* _YOUR TASK_:
The answer must repeat every record exactly, with all pictures omitted.

[Opening DATASET CONTENT section]

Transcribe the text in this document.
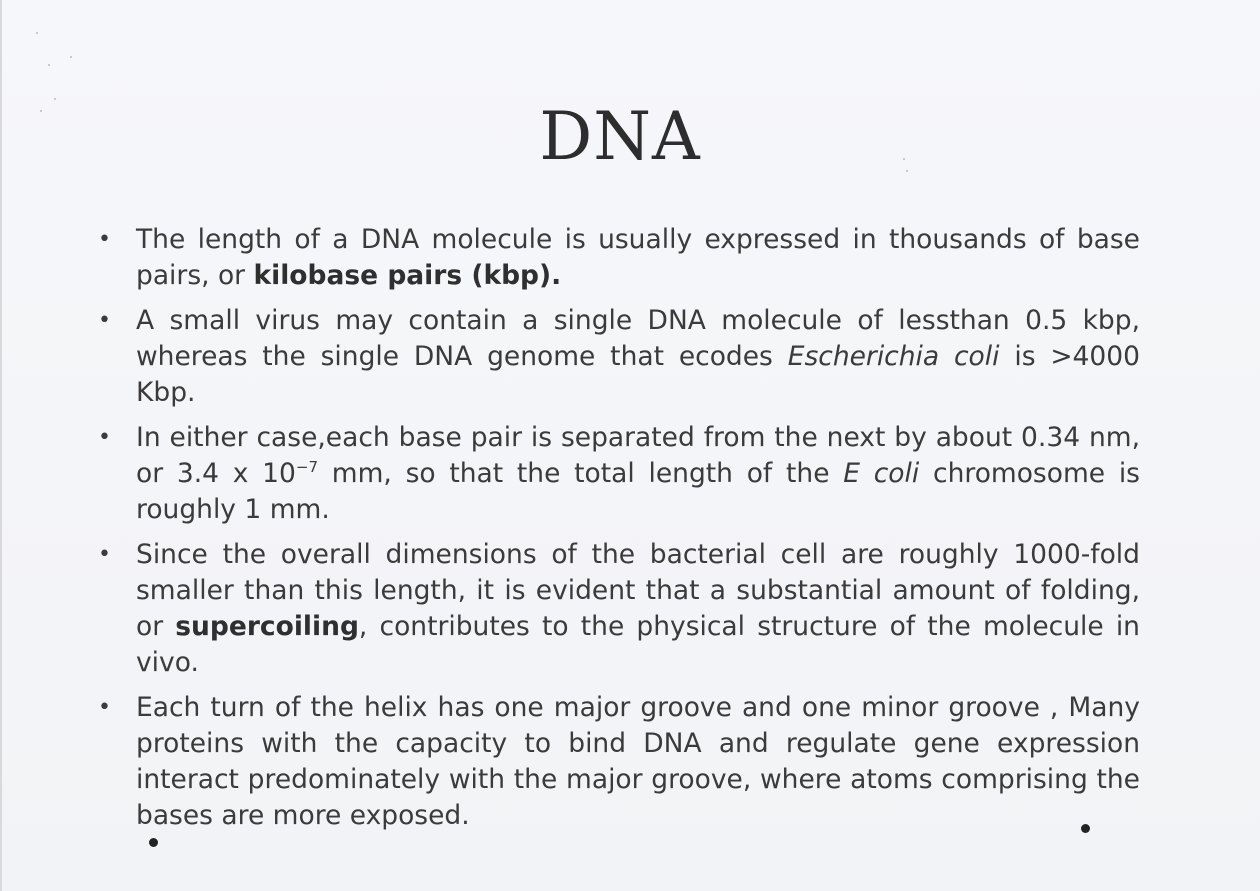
DNA
• The length of a DNA molecule is usually expressed in thousands of base pairs, or kilobase pairs (kbp).
• A small virus may contain a single DNA molecule of lessthan 0.5 kbp, whereas the single DNA genome that ecodes Escherichia coli is >4000 Kbp.
• In either case,each base pair is separated from the next by about 0.34 nm, or 3.4 x $10^{-7}$ mm, so that the total length of the E coli chromosome is roughly 1 mm.
• Since the overall dimensions of the bacterial cell are roughly 1000-fold smaller than this length, it is evident that a substantial amount of folding, or supercoiling, contributes to the physical structure of the molecule in vivo.
• Each turn of the helix has one major groove and one minor groove , Many proteins with the capacity to bind DNA and regulate gene expression interact predominately with the major groove, where atoms comprising the bases are more exposed.
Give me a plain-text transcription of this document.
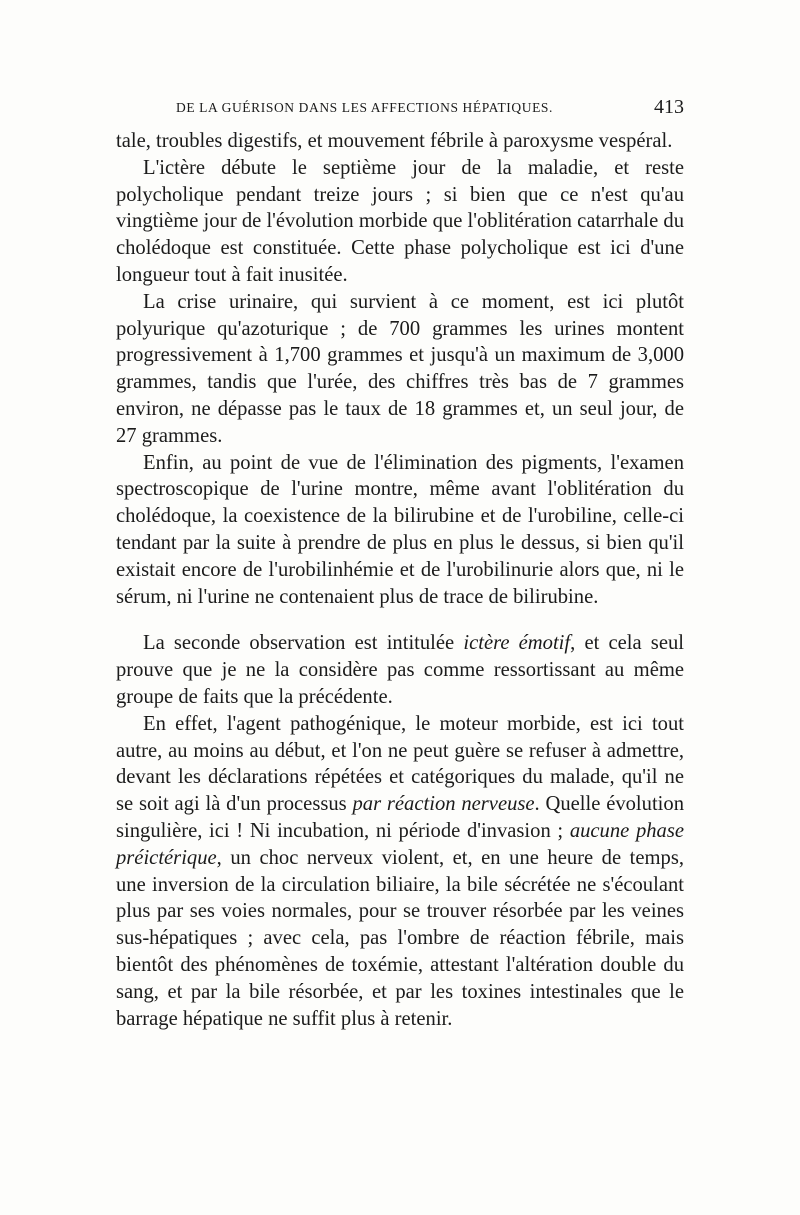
DE LA GUÉRISON DANS LES AFFECTIONS HÉPATIQUES.	413

tale, troubles digestifs, et mouvement fébrile à paroxysme vespéral.

L'ictère débute le septième jour de la maladie, et reste polycholique pendant treize jours ; si bien que ce n'est qu'au vingtième jour de l'évolution morbide que l'oblitération catarrhale du cholédoque est constituée. Cette phase polycholique est ici d'une longueur tout à fait inusitée.

La crise urinaire, qui survient à ce moment, est ici plutôt polyurique qu'azoturique ; de 700 grammes les urines montent progressivement à 1,700 grammes et jusqu'à un maximum de 3,000 grammes, tandis que l'urée, des chiffres très bas de 7 grammes environ, ne dépasse pas le taux de 18 grammes et, un seul jour, de 27 grammes.

Enfin, au point de vue de l'élimination des pigments, l'examen spectroscopique de l'urine montre, même avant l'oblitération du cholédoque, la coexistence de la bilirubine et de l'urobiline, celle-ci tendant par la suite à prendre de plus en plus le dessus, si bien qu'il existait encore de l'urobilinhémie et de l'urobilinurie alors que, ni le sérum, ni l'urine ne contenaient plus de trace de bilirubine.

La seconde observation est intitulée ictère émotif, et cela seul prouve que je ne la considère pas comme ressortissant au même groupe de faits que la précédente.

En effet, l'agent pathogénique, le moteur morbide, est ici tout autre, au moins au début, et l'on ne peut guère se refuser à admettre, devant les déclarations répétées et catégoriques du malade, qu'il ne se soit agi là d'un processus par réaction nerveuse. Quelle évolution singulière, ici ! Ni incubation, ni période d'invasion ; aucune phase préictérique, un choc nerveux violent, et, en une heure de temps, une inversion de la circulation biliaire, la bile sécrétée ne s'écoulant plus par ses voies normales, pour se trouver résorbée par les veines sus-hépatiques ; avec cela, pas l'ombre de réaction fébrile, mais bientôt des phénomènes de toxémie, attestant l'altération double du sang, et par la bile résorbée, et par les toxines intestinales que le barrage hépatique ne suffit plus à retenir.
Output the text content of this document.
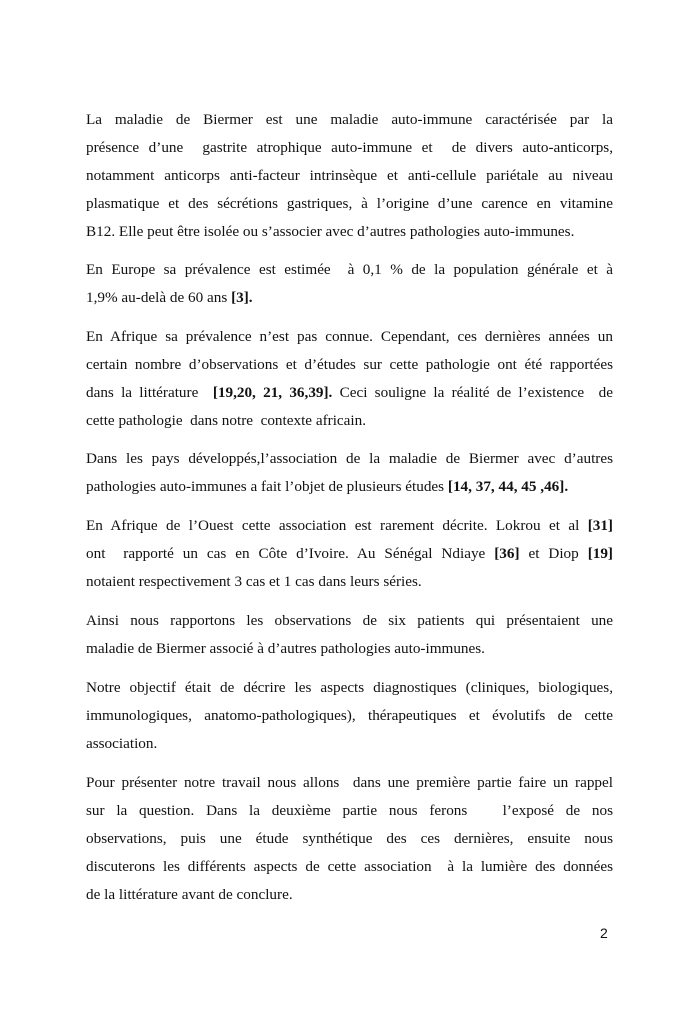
La maladie de Biermer est une maladie auto-immune caractérisée par la
présence d’une  gastrite atrophique auto-immune et  de divers auto-anticorps,
notamment anticorps anti-facteur intrinsèque et anti-cellule pariétale au niveau
plasmatique et des sécrétions gastriques, à l’origine d’une carence en vitamine
B12. Elle peut être isolée ou s’associer avec d’autres pathologies auto-immunes.
En Europe sa prévalence est estimée  à 0,1 % de la population générale et à
1,9% au-delà de 60 ans [3].
En Afrique sa prévalence n’est pas connue. Cependant, ces dernières années un
certain nombre d’observations et d’études sur cette pathologie ont été rapportées
dans la littérature  [19,20, 21, 36,39]. Ceci souligne la réalité de l’existence  de
cette pathologie  dans notre  contexte africain.
Dans les pays développés,l’association de la maladie de Biermer avec d’autres
pathologies auto-immunes a fait l’objet de plusieurs études [14, 37, 44, 45 ,46].
En Afrique de l’Ouest cette association est rarement décrite. Lokrou et al [31]
ont  rapporté un cas en Côte d’Ivoire. Au Sénégal Ndiaye [36] et Diop [19]
notaient respectivement 3 cas et 1 cas dans leurs séries.
Ainsi nous rapportons les observations de six patients qui présentaient une
maladie de Biermer associé à d’autres pathologies auto-immunes.
Notre objectif était de décrire les aspects diagnostiques (cliniques, biologiques,
immunologiques, anatomo-pathologiques), thérapeutiques et évolutifs de cette
association.
Pour présenter notre travail nous allons  dans une première partie faire un rappel
sur la question. Dans la deuxième partie nous ferons   l’exposé de nos
observations, puis une étude synthétique des ces dernières, ensuite nous
discuterons les différents aspects de cette association  à la lumière des données
de la littérature avant de conclure.
2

[Closing DATASET CONTENT section]

* _YOUR RESPONSE_:
Transcribe the text in this document.
DNA
• The length of a DNA molecule is usually expressed in thousands of base pairs, or kilobase pairs (kbp).
• A small virus may contain a single DNA molecule of lessthan 0.5 kbp, whereas the single DNA genome that ecodes Escherichia coli is >4000 Kbp.
• In either case,each base pair is separated from the next by about 0.34 nm, or 3.4 x $10^{-7}$ mm, so that the total length of the E coli chromosome is roughly 1 mm.
• Since the overall dimensions of the bacterial cell are roughly 1000-fold smaller than this length, it is evident that a substantial amount of folding, or supercoiling, contributes to the physical structure of the molecule in vivo.
• Each turn of the helix has one major groove and one minor groove , Many proteins with the capacity to bind DNA and regulate gene expression interact predominately with the major groove, where atoms comprising the bases are more exposed.
Give me a plain-text transcription of this document.
DE LA GUÉRISON DANS LES AFFECTIONS HÉPATIQUES.	413

tale, troubles digestifs, et mouvement fébrile à paroxysme vespéral.

L'ictère débute le septième jour de la maladie, et reste polycholique pendant treize jours ; si bien que ce n'est qu'au vingtième jour de l'évolution morbide que l'oblitération catarrhale du cholédoque est constituée. Cette phase polycholique est ici d'une longueur tout à fait inusitée.

La crise urinaire, qui survient à ce moment, est ici plutôt polyurique qu'azoturique ; de 700 grammes les urines montent progressivement à 1,700 grammes et jusqu'à un maximum de 3,000 grammes, tandis que l'urée, des chiffres très bas de 7 grammes environ, ne dépasse pas le taux de 18 grammes et, un seul jour, de 27 grammes.

Enfin, au point de vue de l'élimination des pigments, l'examen spectroscopique de l'urine montre, même avant l'oblitération du cholédoque, la coexistence de la bilirubine et de l'urobiline, celle-ci tendant par la suite à prendre de plus en plus le dessus, si bien qu'il existait encore de l'urobilinhémie et de l'urobilinurie alors que, ni le sérum, ni l'urine ne contenaient plus de trace de bilirubine.

La seconde observation est intitulée ictère émotif, et cela seul prouve que je ne la considère pas comme ressortissant au même groupe de faits que la précédente.

En effet, l'agent pathogénique, le moteur morbide, est ici tout autre, au moins au début, et l'on ne peut guère se refuser à admettre, devant les déclarations répétées et catégoriques du malade, qu'il ne se soit agi là d'un processus par réaction nerveuse. Quelle évolution singulière, ici ! Ni incubation, ni période d'invasion ; aucune phase préictérique, un choc nerveux violent, et, en une heure de temps, une inversion de la circulation biliaire, la bile sécrétée ne s'écoulant plus par ses voies normales, pour se trouver résorbée par les veines sus-hépatiques ; avec cela, pas l'ombre de réaction fébrile, mais bientôt des phénomènes de toxémie, attestant l'altération double du sang, et par la bile résorbée, et par les toxines intestinales que le barrage hépatique ne suffit plus à retenir.
Output the text content of this document.
La maladie de Biermer est une maladie auto-immune caractérisée par la
présence d’une  gastrite atrophique auto-immune et  de divers auto-anticorps,
notamment anticorps anti-facteur intrinsèque et anti-cellule pariétale au niveau
plasmatique et des sécrétions gastriques, à l’origine d’une carence en vitamine
B12. Elle peut être isolée ou s’associer avec d’autres pathologies auto-immunes.
En Europe sa prévalence est estimée  à 0,1 % de la population générale et à
1,9% au-delà de 60 ans [3].
En Afrique sa prévalence n’est pas connue. Cependant, ces dernières années un
certain nombre d’observations et d’études sur cette pathologie ont été rapportées
dans la littérature  [19,20, 21, 36,39]. Ceci souligne la réalité de l’existence  de
cette pathologie  dans notre  contexte africain.
Dans les pays développés,l’association de la maladie de Biermer avec d’autres
pathologies auto-immunes a fait l’objet de plusieurs études [14, 37, 44, 45 ,46].
En Afrique de l’Ouest cette association est rarement décrite. Lokrou et al [31]
ont  rapporté un cas en Côte d’Ivoire. Au Sénégal Ndiaye [36] et Diop [19]
notaient respectivement 3 cas et 1 cas dans leurs séries.
Ainsi nous rapportons les observations de six patients qui présentaient une
maladie de Biermer associé à d’autres pathologies auto-immunes.
Notre objectif était de décrire les aspects diagnostiques (cliniques, biologiques,
immunologiques, anatomo-pathologiques), thérapeutiques et évolutifs de cette
association.
Pour présenter notre travail nous allons  dans une première partie faire un rappel
sur la question. Dans la deuxième partie nous ferons   l’exposé de nos
observations, puis une étude synthétique des ces dernières, ensuite nous
discuterons les différents aspects de cette association  à la lumière des données
de la littérature avant de conclure.
2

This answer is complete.